> **Problem**:
Set each record down exactly, excluding all images.

☆ ☆ ☆ ☆

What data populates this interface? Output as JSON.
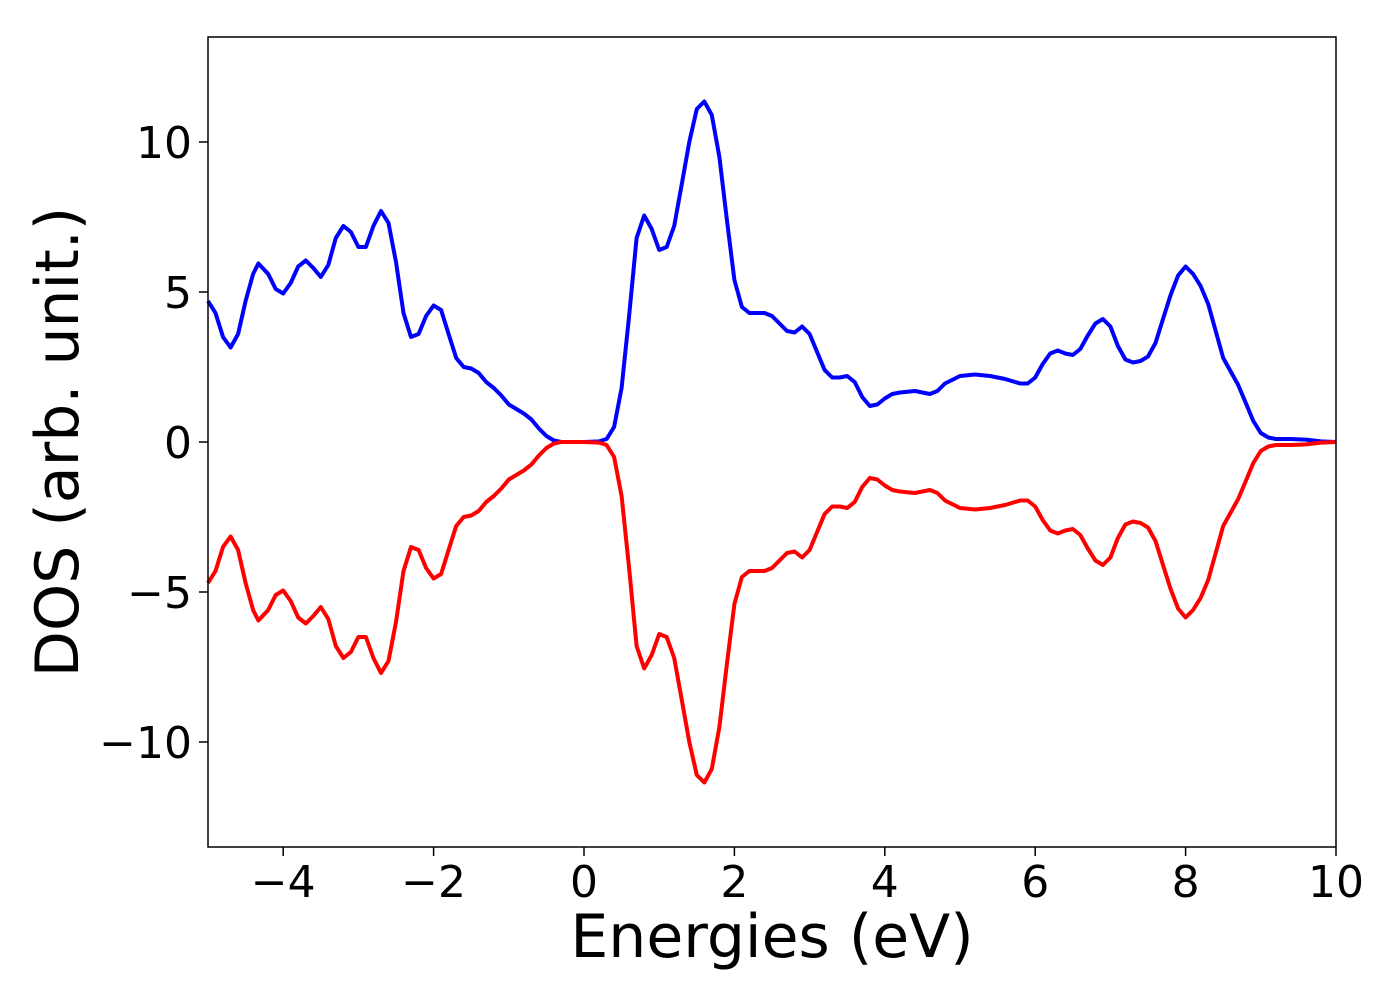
{
  "chart_data": {
    "type": "line",
    "xlabel": "Energies (eV)",
    "ylabel": "DOS (arb. unit.)",
    "xlim": [
      -5,
      10
    ],
    "ylim": [
      -13.5,
      13.5
    ],
    "xticks": [
      -4,
      -2,
      0,
      2,
      4,
      6,
      8,
      10
    ],
    "xtick_labels": [
      "−4",
      "−2",
      "0",
      "2",
      "4",
      "6",
      "8",
      "10"
    ],
    "yticks": [
      10,
      5,
      0,
      -5,
      -10
    ],
    "ytick_labels": [
      "10",
      "5",
      "0",
      "−5",
      "−10"
    ],
    "grid": false,
    "series": [
      {
        "color": "#0000ff",
        "points": [
          [
            -5.0,
            4.7
          ],
          [
            -4.9,
            4.3
          ],
          [
            -4.8,
            3.5
          ],
          [
            -4.7,
            3.15
          ],
          [
            -4.6,
            3.6
          ],
          [
            -4.5,
            4.7
          ],
          [
            -4.4,
            5.6
          ],
          [
            -4.33,
            5.95
          ],
          [
            -4.2,
            5.6
          ],
          [
            -4.1,
            5.1
          ],
          [
            -4.0,
            4.95
          ],
          [
            -3.9,
            5.3
          ],
          [
            -3.8,
            5.85
          ],
          [
            -3.7,
            6.05
          ],
          [
            -3.6,
            5.8
          ],
          [
            -3.5,
            5.5
          ],
          [
            -3.4,
            5.9
          ],
          [
            -3.3,
            6.8
          ],
          [
            -3.2,
            7.2
          ],
          [
            -3.1,
            7.0
          ],
          [
            -3.0,
            6.5
          ],
          [
            -2.9,
            6.5
          ],
          [
            -2.8,
            7.2
          ],
          [
            -2.7,
            7.7
          ],
          [
            -2.6,
            7.3
          ],
          [
            -2.5,
            6.0
          ],
          [
            -2.4,
            4.3
          ],
          [
            -2.3,
            3.5
          ],
          [
            -2.2,
            3.6
          ],
          [
            -2.1,
            4.2
          ],
          [
            -2.0,
            4.55
          ],
          [
            -1.9,
            4.4
          ],
          [
            -1.8,
            3.6
          ],
          [
            -1.7,
            2.8
          ],
          [
            -1.6,
            2.5
          ],
          [
            -1.5,
            2.45
          ],
          [
            -1.4,
            2.3
          ],
          [
            -1.3,
            2.0
          ],
          [
            -1.2,
            1.8
          ],
          [
            -1.1,
            1.55
          ],
          [
            -1.0,
            1.25
          ],
          [
            -0.9,
            1.1
          ],
          [
            -0.8,
            0.95
          ],
          [
            -0.7,
            0.75
          ],
          [
            -0.6,
            0.45
          ],
          [
            -0.5,
            0.2
          ],
          [
            -0.4,
            0.05
          ],
          [
            -0.3,
            0.0
          ],
          [
            0.0,
            0.0
          ],
          [
            0.2,
            0.02
          ],
          [
            0.3,
            0.1
          ],
          [
            0.4,
            0.5
          ],
          [
            0.5,
            1.8
          ],
          [
            0.6,
            4.2
          ],
          [
            0.7,
            6.8
          ],
          [
            0.8,
            7.55
          ],
          [
            0.9,
            7.1
          ],
          [
            1.0,
            6.4
          ],
          [
            1.1,
            6.5
          ],
          [
            1.2,
            7.2
          ],
          [
            1.3,
            8.6
          ],
          [
            1.4,
            10.0
          ],
          [
            1.5,
            11.1
          ],
          [
            1.6,
            11.35
          ],
          [
            1.7,
            10.9
          ],
          [
            1.8,
            9.5
          ],
          [
            1.9,
            7.4
          ],
          [
            2.0,
            5.4
          ],
          [
            2.1,
            4.5
          ],
          [
            2.2,
            4.3
          ],
          [
            2.3,
            4.3
          ],
          [
            2.4,
            4.3
          ],
          [
            2.5,
            4.2
          ],
          [
            2.6,
            3.95
          ],
          [
            2.7,
            3.7
          ],
          [
            2.8,
            3.65
          ],
          [
            2.9,
            3.85
          ],
          [
            3.0,
            3.6
          ],
          [
            3.1,
            3.0
          ],
          [
            3.2,
            2.4
          ],
          [
            3.3,
            2.15
          ],
          [
            3.4,
            2.15
          ],
          [
            3.5,
            2.2
          ],
          [
            3.6,
            2.0
          ],
          [
            3.7,
            1.5
          ],
          [
            3.8,
            1.2
          ],
          [
            3.9,
            1.25
          ],
          [
            4.0,
            1.45
          ],
          [
            4.1,
            1.6
          ],
          [
            4.2,
            1.65
          ],
          [
            4.4,
            1.7
          ],
          [
            4.5,
            1.65
          ],
          [
            4.6,
            1.6
          ],
          [
            4.7,
            1.7
          ],
          [
            4.8,
            1.95
          ],
          [
            5.0,
            2.2
          ],
          [
            5.2,
            2.25
          ],
          [
            5.4,
            2.2
          ],
          [
            5.6,
            2.1
          ],
          [
            5.8,
            1.95
          ],
          [
            5.9,
            1.95
          ],
          [
            6.0,
            2.15
          ],
          [
            6.1,
            2.6
          ],
          [
            6.2,
            2.95
          ],
          [
            6.3,
            3.05
          ],
          [
            6.4,
            2.95
          ],
          [
            6.5,
            2.9
          ],
          [
            6.6,
            3.1
          ],
          [
            6.7,
            3.55
          ],
          [
            6.8,
            3.95
          ],
          [
            6.9,
            4.1
          ],
          [
            7.0,
            3.85
          ],
          [
            7.1,
            3.2
          ],
          [
            7.2,
            2.75
          ],
          [
            7.3,
            2.65
          ],
          [
            7.4,
            2.7
          ],
          [
            7.5,
            2.85
          ],
          [
            7.6,
            3.3
          ],
          [
            7.7,
            4.1
          ],
          [
            7.8,
            4.9
          ],
          [
            7.9,
            5.55
          ],
          [
            8.0,
            5.85
          ],
          [
            8.1,
            5.6
          ],
          [
            8.2,
            5.2
          ],
          [
            8.3,
            4.6
          ],
          [
            8.4,
            3.7
          ],
          [
            8.5,
            2.8
          ],
          [
            8.6,
            2.35
          ],
          [
            8.7,
            1.9
          ],
          [
            8.8,
            1.3
          ],
          [
            8.9,
            0.7
          ],
          [
            9.0,
            0.3
          ],
          [
            9.1,
            0.15
          ],
          [
            9.2,
            0.1
          ],
          [
            9.4,
            0.1
          ],
          [
            9.6,
            0.08
          ],
          [
            9.8,
            0.02
          ],
          [
            10.0,
            0.0
          ]
        ]
      },
      {
        "color": "#ff0000",
        "mirror_of": 0
      }
    ]
  }
}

☆ ☆ ☆ ☆

> **Expected answer**:
What data populates this interface? Output as JSON.
{
  "chart_data": {
    "type": "line",
    "xlabel": "Energies (eV)",
    "ylabel": "DOS (arb. unit.)",
    "xlim": [
      -5,
      10
    ],
    "ylim": [
      -13.5,
      13.5
    ],
    "xticks": [
      -4,
      -2,
      0,
      2,
      4,
      6,
      8,
      10
    ],
    "xtick_labels": [
      "−4",
      "−2",
      "0",
      "2",
      "4",
      "6",
      "8",
      "10"
    ],
    "yticks": [
      10,
      5,
      0,
      -5,
      -10
    ],
    "ytick_labels": [
      "10",
      "5",
      "0",
      "−5",
      "−10"
    ],
    "grid": false,
    "series": [
      {
        "color": "#0000ff",
        "points": [
          [
            -5.0,
            4.7
          ],
          [
            -4.9,
            4.3
          ],
          [
            -4.8,
            3.5
          ],
          [
            -4.7,
            3.15
          ],
          [
            -4.6,
            3.6
          ],
          [
            -4.5,
            4.7
          ],
          [
            -4.4,
            5.6
          ],
          [
            -4.33,
            5.95
          ],
          [
            -4.2,
            5.6
          ],
          [
            -4.1,
            5.1
          ],
          [
            -4.0,
            4.95
          ],
          [
            -3.9,
            5.3
          ],
          [
            -3.8,
            5.85
          ],
          [
            -3.7,
            6.05
          ],
          [
            -3.6,
            5.8
          ],
          [
            -3.5,
            5.5
          ],
          [
            -3.4,
            5.9
          ],
          [
            -3.3,
            6.8
          ],
          [
            -3.2,
            7.2
          ],
          [
            -3.1,
            7.0
          ],
          [
            -3.0,
            6.5
          ],
          [
            -2.9,
            6.5
          ],
          [
            -2.8,
            7.2
          ],
          [
            -2.7,
            7.7
          ],
          [
            -2.6,
            7.3
          ],
          [
            -2.5,
            6.0
          ],
          [
            -2.4,
            4.3
          ],
          [
            -2.3,
            3.5
          ],
          [
            -2.2,
            3.6
          ],
          [
            -2.1,
            4.2
          ],
          [
            -2.0,
            4.55
          ],
          [
            -1.9,
            4.4
          ],
          [
            -1.8,
            3.6
          ],
          [
            -1.7,
            2.8
          ],
          [
            -1.6,
            2.5
          ],
          [
            -1.5,
            2.45
          ],
          [
            -1.4,
            2.3
          ],
          [
            -1.3,
            2.0
          ],
          [
            -1.2,
            1.8
          ],
          [
            -1.1,
            1.55
          ],
          [
            -1.0,
            1.25
          ],
          [
            -0.9,
            1.1
          ],
          [
            -0.8,
            0.95
          ],
          [
            -0.7,
            0.75
          ],
          [
            -0.6,
            0.45
          ],
          [
            -0.5,
            0.2
          ],
          [
            -0.4,
            0.05
          ],
          [
            -0.3,
            0.0
          ],
          [
            0.0,
            0.0
          ],
          [
            0.2,
            0.02
          ],
          [
            0.3,
            0.1
          ],
          [
            0.4,
            0.5
          ],
          [
            0.5,
            1.8
          ],
          [
            0.6,
            4.2
          ],
          [
            0.7,
            6.8
          ],
          [
            0.8,
            7.55
          ],
          [
            0.9,
            7.1
          ],
          [
            1.0,
            6.4
          ],
          [
            1.1,
            6.5
          ],
          [
            1.2,
            7.2
          ],
          [
            1.3,
            8.6
          ],
          [
            1.4,
            10.0
          ],
          [
            1.5,
            11.1
          ],
          [
            1.6,
            11.35
          ],
          [
            1.7,
            10.9
          ],
          [
            1.8,
            9.5
          ],
          [
            1.9,
            7.4
          ],
          [
            2.0,
            5.4
          ],
          [
            2.1,
            4.5
          ],
          [
            2.2,
            4.3
          ],
          [
            2.3,
            4.3
          ],
          [
            2.4,
            4.3
          ],
          [
            2.5,
            4.2
          ],
          [
            2.6,
            3.95
          ],
          [
            2.7,
            3.7
          ],
          [
            2.8,
            3.65
          ],
          [
            2.9,
            3.85
          ],
          [
            3.0,
            3.6
          ],
          [
            3.1,
            3.0
          ],
          [
            3.2,
            2.4
          ],
          [
            3.3,
            2.15
          ],
          [
            3.4,
            2.15
          ],
          [
            3.5,
            2.2
          ],
          [
            3.6,
            2.0
          ],
          [
            3.7,
            1.5
          ],
          [
            3.8,
            1.2
          ],
          [
            3.9,
            1.25
          ],
          [
            4.0,
            1.45
          ],
          [
            4.1,
            1.6
          ],
          [
            4.2,
            1.65
          ],
          [
            4.4,
            1.7
          ],
          [
            4.5,
            1.65
          ],
          [
            4.6,
            1.6
          ],
          [
            4.7,
            1.7
          ],
          [
            4.8,
            1.95
          ],
          [
            5.0,
            2.2
          ],
          [
            5.2,
            2.25
          ],
          [
            5.4,
            2.2
          ],
          [
            5.6,
            2.1
          ],
          [
            5.8,
            1.95
          ],
          [
            5.9,
            1.95
          ],
          [
            6.0,
            2.15
          ],
          [
            6.1,
            2.6
          ],
          [
            6.2,
            2.95
          ],
          [
            6.3,
            3.05
          ],
          [
            6.4,
            2.95
          ],
          [
            6.5,
            2.9
          ],
          [
            6.6,
            3.1
          ],
          [
            6.7,
            3.55
          ],
          [
            6.8,
            3.95
          ],
          [
            6.9,
            4.1
          ],
          [
            7.0,
            3.85
          ],
          [
            7.1,
            3.2
          ],
          [
            7.2,
            2.75
          ],
          [
            7.3,
            2.65
          ],
          [
            7.4,
            2.7
          ],
          [
            7.5,
            2.85
          ],
          [
            7.6,
            3.3
          ],
          [
            7.7,
            4.1
          ],
          [
            7.8,
            4.9
          ],
          [
            7.9,
            5.55
          ],
          [
            8.0,
            5.85
          ],
          [
            8.1,
            5.6
          ],
          [
            8.2,
            5.2
          ],
          [
            8.3,
            4.6
          ],
          [
            8.4,
            3.7
          ],
          [
            8.5,
            2.8
          ],
          [
            8.6,
            2.35
          ],
          [
            8.7,
            1.9
          ],
          [
            8.8,
            1.3
          ],
          [
            8.9,
            0.7
          ],
          [
            9.0,
            0.3
          ],
          [
            9.1,
            0.15
          ],
          [
            9.2,
            0.1
          ],
          [
            9.4,
            0.1
          ],
          [
            9.6,
            0.08
          ],
          [
            9.8,
            0.02
          ],
          [
            10.0,
            0.0
          ]
        ]
      },
      {
        "color": "#ff0000",
        "mirror_of": 0
      }
    ]
  }
}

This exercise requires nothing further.